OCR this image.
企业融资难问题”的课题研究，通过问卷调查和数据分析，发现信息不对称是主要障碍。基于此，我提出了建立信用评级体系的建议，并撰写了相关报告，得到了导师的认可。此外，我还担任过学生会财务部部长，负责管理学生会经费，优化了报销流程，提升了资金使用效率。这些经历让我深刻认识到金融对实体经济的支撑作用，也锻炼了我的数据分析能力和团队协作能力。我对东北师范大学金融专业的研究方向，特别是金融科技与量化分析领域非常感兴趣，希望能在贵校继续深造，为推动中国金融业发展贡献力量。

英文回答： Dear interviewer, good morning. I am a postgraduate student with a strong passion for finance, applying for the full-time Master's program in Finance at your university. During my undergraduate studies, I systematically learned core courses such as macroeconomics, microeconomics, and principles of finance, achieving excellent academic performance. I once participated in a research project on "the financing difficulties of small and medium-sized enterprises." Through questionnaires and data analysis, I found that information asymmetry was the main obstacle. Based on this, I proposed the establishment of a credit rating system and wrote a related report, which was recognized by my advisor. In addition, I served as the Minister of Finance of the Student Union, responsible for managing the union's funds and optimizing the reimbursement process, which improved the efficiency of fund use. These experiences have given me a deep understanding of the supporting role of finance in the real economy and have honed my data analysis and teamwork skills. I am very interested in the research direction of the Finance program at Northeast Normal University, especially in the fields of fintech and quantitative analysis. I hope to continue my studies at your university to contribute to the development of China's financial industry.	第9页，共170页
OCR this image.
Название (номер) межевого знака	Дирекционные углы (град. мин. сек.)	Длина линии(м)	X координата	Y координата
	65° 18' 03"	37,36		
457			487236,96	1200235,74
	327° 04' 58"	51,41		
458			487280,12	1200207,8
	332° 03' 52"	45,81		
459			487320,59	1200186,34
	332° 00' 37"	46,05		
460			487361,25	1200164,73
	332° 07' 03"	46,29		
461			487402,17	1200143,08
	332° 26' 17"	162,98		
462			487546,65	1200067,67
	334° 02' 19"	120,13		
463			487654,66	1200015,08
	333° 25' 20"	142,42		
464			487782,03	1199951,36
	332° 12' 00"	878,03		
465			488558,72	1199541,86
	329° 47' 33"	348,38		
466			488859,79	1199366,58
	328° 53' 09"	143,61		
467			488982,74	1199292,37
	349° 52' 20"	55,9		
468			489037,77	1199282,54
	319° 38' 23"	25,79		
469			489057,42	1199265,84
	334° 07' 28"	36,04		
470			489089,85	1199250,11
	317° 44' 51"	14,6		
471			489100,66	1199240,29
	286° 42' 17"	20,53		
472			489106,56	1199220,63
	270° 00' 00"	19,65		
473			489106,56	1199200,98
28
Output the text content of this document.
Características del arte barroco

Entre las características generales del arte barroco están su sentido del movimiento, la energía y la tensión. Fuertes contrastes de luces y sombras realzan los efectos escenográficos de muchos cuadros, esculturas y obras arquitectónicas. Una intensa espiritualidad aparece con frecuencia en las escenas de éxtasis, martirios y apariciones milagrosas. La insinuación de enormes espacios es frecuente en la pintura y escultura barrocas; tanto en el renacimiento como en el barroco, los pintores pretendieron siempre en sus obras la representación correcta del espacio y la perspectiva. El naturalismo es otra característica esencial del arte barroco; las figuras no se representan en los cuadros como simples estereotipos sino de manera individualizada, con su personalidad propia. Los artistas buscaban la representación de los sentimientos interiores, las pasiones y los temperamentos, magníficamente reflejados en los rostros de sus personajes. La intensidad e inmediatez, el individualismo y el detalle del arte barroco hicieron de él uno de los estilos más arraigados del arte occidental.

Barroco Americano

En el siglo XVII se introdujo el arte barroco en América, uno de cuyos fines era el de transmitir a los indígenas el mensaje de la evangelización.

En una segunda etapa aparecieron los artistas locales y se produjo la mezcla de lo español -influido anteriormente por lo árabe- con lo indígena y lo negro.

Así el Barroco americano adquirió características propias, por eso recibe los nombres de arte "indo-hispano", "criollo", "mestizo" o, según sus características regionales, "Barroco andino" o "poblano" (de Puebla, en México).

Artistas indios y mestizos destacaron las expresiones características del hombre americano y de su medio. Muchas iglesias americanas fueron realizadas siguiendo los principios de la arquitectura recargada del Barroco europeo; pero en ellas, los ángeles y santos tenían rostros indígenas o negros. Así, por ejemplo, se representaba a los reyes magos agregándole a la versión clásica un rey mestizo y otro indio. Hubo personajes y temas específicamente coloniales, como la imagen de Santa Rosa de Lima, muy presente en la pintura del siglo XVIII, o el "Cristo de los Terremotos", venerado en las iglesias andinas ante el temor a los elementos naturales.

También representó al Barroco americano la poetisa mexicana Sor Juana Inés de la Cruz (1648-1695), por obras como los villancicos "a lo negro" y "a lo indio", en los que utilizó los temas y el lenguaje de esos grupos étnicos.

◆ Exercise directions:
Search the listing for the string "indio". Copy each line where it turns up.

◆ Expected output:
Artistas indios y mestizos destacaron las expresiones características del hombre americano y de su medio. Muchas iglesias americanas fueron realizadas siguiendo los principios de la arquitectura recargada del Barroco europeo; pero en ellas, los ángeles y santos tenían rostros indígenas o negros. Así, por ejemplo, se representaba a los reyes magos agregándole a la versión clásica un rey mestizo y otro indio. Hubo personajes y temas específicamente coloniales, como la imagen de Santa Rosa de Lima, muy presente en la pintura del siglo XVIII, o el "Cristo de los Terremotos", venerado en las iglesias andinas ante el temor a los elementos naturales.
También representó al Barroco americano la poetisa mexicana Sor Juana Inés de la Cruz (1648-1695), por obras como los villancicos "a lo negro" y "a lo indio", en los que utilizó los temas y el lenguaje de esos grupos étnicos.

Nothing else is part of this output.